Stated goal
Retype the records that come next, word for word.

Information shown

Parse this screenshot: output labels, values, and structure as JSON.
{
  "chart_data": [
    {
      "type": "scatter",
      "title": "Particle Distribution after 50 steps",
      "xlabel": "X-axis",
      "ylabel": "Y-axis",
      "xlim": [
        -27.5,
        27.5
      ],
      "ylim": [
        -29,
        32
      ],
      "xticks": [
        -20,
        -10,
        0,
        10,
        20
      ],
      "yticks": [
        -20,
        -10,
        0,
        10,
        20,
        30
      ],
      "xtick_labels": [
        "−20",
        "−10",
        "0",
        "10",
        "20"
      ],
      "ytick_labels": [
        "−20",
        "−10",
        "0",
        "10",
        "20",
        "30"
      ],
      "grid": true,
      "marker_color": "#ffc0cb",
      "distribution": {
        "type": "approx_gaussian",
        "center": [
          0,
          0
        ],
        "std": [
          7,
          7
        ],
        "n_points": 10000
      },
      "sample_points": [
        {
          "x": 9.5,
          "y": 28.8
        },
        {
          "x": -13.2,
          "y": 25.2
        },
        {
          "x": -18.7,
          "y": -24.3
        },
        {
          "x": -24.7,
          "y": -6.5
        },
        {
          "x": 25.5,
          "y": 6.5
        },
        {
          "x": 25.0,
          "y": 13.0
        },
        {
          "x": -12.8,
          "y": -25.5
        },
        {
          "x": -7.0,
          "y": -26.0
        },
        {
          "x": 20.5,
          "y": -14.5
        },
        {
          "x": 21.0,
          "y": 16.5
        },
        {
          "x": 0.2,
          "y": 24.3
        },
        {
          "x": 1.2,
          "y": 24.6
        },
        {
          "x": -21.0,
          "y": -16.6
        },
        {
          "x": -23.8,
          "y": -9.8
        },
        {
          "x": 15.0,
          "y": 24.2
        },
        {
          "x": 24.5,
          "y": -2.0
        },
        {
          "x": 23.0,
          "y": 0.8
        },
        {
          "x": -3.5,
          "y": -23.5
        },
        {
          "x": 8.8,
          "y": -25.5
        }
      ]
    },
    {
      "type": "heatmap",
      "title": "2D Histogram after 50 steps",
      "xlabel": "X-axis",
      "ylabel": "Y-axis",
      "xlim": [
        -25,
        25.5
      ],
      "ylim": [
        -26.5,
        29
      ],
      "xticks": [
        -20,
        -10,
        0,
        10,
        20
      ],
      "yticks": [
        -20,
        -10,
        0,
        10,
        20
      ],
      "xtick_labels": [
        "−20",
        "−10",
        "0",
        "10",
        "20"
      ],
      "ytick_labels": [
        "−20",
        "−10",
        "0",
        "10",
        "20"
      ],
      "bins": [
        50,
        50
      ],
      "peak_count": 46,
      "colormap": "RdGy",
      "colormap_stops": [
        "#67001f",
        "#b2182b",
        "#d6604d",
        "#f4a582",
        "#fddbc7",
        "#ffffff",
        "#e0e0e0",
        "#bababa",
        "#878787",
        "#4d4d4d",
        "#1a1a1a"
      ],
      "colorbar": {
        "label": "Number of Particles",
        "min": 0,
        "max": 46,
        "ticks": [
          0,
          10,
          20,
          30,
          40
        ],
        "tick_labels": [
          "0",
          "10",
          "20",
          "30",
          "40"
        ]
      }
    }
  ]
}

Result
Parse this screenshot: output labels, values, and structure as JSON.
{
  "chart_data": [
    {
      "type": "scatter",
      "title": "Particle Distribution after 50 steps",
      "xlabel": "X-axis",
      "ylabel": "Y-axis",
      "xlim": [
        -27.5,
        27.5
      ],
      "ylim": [
        -29,
        32
      ],
      "xticks": [
        -20,
        -10,
        0,
        10,
        20
      ],
      "yticks": [
        -20,
        -10,
        0,
        10,
        20,
        30
      ],
      "xtick_labels": [
        "−20",
        "−10",
        "0",
        "10",
        "20"
      ],
      "ytick_labels": [
        "−20",
        "−10",
        "0",
        "10",
        "20",
        "30"
      ],
      "grid": true,
      "marker_color": "#ffc0cb",
      "distribution": {
        "type": "approx_gaussian",
        "center": [
          0,
          0
        ],
        "std": [
          7,
          7
        ],
        "n_points": 10000
      },
      "sample_points": [
        {
          "x": 9.5,
          "y": 28.8
        },
        {
          "x": -13.2,
          "y": 25.2
        },
        {
          "x": -18.7,
          "y": -24.3
        },
        {
          "x": -24.7,
          "y": -6.5
        },
        {
          "x": 25.5,
          "y": 6.5
        },
        {
          "x": 25.0,
          "y": 13.0
        },
        {
          "x": -12.8,
          "y": -25.5
        },
        {
          "x": -7.0,
          "y": -26.0
        },
        {
          "x": 20.5,
          "y": -14.5
        },
        {
          "x": 21.0,
          "y": 16.5
        },
        {
          "x": 0.2,
          "y": 24.3
        },
        {
          "x": 1.2,
          "y": 24.6
        },
        {
          "x": -21.0,
          "y": -16.6
        },
        {
          "x": -23.8,
          "y": -9.8
        },
        {
          "x": 15.0,
          "y": 24.2
        },
        {
          "x": 24.5,
          "y": -2.0
        },
        {
          "x": 23.0,
          "y": 0.8
        },
        {
          "x": -3.5,
          "y": -23.5
        },
        {
          "x": 8.8,
          "y": -25.5
        }
      ]
    },
    {
      "type": "heatmap",
      "title": "2D Histogram after 50 steps",
      "xlabel": "X-axis",
      "ylabel": "Y-axis",
      "xlim": [
        -25,
        25.5
      ],
      "ylim": [
        -26.5,
        29
      ],
      "xticks": [
        -20,
        -10,
        0,
        10,
        20
      ],
      "yticks": [
        -20,
        -10,
        0,
        10,
        20
      ],
      "xtick_labels": [
        "−20",
        "−10",
        "0",
        "10",
        "20"
      ],
      "ytick_labels": [
        "−20",
        "−10",
        "0",
        "10",
        "20"
      ],
      "bins": [
        50,
        50
      ],
      "peak_count": 46,
      "colormap": "RdGy",
      "colormap_stops": [
        "#67001f",
        "#b2182b",
        "#d6604d",
        "#f4a582",
        "#fddbc7",
        "#ffffff",
        "#e0e0e0",
        "#bababa",
        "#878787",
        "#4d4d4d",
        "#1a1a1a"
      ],
      "colorbar": {
        "label": "Number of Particles",
        "min": 0,
        "max": 46,
        "ticks": [
          0,
          10,
          20,
          30,
          40
        ],
        "tick_labels": [
          "0",
          "10",
          "20",
          "30",
          "40"
        ]
      }
    }
  ]
}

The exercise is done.